RECORD EXCERPTS
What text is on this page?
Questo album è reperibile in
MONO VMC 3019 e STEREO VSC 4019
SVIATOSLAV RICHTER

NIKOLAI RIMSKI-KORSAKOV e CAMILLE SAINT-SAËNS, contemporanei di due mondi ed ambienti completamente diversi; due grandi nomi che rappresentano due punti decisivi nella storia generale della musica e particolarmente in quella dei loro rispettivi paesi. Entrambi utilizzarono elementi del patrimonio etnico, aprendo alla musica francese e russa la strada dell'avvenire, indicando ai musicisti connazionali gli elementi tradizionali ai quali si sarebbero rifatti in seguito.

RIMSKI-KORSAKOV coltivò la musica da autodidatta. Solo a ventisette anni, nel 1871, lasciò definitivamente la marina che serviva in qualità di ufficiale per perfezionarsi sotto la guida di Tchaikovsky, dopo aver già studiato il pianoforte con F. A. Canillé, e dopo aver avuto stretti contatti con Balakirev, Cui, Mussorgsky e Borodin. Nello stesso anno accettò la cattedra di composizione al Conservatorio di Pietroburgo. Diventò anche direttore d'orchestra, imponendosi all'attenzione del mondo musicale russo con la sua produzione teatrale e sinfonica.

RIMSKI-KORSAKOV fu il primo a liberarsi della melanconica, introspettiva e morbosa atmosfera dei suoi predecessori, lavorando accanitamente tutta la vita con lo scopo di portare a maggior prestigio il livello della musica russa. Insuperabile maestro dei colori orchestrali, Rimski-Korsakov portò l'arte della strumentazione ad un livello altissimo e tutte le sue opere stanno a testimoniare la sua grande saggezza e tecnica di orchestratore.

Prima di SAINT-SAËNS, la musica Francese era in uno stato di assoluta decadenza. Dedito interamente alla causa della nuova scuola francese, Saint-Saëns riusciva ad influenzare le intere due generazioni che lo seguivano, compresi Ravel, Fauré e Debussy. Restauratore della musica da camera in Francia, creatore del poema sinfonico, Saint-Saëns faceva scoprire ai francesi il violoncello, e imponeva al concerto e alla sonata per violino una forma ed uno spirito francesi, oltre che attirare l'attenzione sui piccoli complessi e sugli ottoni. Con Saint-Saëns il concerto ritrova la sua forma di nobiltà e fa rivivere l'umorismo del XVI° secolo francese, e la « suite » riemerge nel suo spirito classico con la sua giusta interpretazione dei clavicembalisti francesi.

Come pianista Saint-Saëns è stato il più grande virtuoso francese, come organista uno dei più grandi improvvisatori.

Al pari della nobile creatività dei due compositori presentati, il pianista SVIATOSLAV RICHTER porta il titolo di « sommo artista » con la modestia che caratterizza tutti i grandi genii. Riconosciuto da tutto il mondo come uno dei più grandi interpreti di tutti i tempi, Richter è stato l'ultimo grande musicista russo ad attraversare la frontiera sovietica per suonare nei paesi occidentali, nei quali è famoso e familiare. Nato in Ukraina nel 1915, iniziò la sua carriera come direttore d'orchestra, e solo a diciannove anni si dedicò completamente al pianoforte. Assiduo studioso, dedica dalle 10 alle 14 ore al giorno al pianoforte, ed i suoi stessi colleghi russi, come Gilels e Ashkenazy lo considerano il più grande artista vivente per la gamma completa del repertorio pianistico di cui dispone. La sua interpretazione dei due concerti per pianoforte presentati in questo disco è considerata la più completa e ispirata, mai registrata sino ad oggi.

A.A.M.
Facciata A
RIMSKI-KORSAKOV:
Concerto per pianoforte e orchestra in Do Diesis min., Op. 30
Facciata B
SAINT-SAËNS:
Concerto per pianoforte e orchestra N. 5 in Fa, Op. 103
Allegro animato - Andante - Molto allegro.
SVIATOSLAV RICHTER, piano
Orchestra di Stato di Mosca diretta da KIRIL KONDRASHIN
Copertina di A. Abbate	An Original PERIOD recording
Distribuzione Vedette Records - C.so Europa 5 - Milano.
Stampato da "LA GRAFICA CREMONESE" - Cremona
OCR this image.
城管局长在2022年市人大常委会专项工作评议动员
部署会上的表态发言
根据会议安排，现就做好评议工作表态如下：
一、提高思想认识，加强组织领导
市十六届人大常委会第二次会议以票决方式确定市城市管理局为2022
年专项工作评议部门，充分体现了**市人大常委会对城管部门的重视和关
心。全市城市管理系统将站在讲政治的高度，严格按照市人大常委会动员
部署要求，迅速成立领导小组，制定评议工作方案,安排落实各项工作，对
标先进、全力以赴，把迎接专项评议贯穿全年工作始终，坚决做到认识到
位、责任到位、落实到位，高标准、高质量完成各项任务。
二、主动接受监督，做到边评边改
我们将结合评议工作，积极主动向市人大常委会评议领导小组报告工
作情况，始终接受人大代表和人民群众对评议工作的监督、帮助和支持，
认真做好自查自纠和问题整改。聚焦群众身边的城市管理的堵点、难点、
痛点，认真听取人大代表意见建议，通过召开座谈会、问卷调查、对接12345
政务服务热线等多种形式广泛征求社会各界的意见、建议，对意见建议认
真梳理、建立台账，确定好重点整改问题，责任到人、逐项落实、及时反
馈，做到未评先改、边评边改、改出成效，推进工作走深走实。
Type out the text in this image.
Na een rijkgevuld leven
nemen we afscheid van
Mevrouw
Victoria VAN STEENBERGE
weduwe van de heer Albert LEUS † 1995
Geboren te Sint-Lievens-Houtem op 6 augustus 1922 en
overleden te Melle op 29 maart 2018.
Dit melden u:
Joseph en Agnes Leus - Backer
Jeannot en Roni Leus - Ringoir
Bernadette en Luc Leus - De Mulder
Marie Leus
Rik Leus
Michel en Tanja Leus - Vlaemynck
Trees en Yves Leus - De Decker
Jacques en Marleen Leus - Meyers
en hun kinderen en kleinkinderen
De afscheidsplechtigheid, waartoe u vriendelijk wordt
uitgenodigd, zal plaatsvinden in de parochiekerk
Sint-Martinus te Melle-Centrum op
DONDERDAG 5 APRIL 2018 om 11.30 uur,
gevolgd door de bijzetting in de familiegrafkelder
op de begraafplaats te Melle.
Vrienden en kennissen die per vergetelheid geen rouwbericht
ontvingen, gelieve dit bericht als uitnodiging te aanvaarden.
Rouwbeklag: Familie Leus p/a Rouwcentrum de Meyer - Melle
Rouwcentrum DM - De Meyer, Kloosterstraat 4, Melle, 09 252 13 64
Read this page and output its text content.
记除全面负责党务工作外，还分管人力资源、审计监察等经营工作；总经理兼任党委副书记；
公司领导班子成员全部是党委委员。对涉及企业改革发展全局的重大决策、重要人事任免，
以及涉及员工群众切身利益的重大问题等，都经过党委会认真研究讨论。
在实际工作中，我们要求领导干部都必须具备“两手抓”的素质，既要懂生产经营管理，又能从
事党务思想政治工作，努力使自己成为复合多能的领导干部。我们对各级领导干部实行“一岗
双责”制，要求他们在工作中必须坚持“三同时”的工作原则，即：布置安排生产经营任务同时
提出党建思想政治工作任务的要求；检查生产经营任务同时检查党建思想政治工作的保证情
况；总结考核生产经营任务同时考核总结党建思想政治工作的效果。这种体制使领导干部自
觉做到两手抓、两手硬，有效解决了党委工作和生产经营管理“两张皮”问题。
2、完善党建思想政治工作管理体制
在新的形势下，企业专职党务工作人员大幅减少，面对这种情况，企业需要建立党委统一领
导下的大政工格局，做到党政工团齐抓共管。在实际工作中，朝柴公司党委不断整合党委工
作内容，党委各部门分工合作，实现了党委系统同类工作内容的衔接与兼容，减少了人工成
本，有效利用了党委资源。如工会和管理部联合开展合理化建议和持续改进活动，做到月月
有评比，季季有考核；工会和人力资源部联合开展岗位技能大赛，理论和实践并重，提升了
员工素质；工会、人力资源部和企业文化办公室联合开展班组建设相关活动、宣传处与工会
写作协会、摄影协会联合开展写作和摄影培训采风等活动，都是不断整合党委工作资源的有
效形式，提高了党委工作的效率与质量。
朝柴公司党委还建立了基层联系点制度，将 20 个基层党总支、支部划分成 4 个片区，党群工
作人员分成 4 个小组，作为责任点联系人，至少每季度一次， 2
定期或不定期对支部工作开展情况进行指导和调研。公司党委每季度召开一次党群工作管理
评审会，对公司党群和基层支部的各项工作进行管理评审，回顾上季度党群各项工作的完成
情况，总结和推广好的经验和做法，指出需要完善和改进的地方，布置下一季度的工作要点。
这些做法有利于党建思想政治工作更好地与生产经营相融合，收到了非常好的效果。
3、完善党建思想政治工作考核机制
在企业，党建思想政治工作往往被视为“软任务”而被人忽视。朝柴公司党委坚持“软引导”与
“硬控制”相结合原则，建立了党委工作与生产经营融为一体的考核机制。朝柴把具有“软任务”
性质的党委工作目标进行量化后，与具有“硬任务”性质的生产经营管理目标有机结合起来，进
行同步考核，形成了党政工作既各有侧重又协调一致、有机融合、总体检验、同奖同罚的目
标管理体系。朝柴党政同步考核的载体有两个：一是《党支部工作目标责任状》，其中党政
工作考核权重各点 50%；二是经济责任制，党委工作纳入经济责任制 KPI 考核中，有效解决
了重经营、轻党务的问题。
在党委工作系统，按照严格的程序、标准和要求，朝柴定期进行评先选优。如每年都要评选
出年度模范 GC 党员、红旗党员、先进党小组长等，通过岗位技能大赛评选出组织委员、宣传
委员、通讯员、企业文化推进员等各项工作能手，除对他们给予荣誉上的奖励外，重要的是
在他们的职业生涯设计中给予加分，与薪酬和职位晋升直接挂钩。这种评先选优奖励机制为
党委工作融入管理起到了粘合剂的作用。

SHORT PROBLEM
Collect every line from the records above that contains the word "Sint".

FULL ANSWER
Geboren te Sint-Lievens-Houtem op 6 augustus 1922 en
Sint-Martinus te Melle-Centrum op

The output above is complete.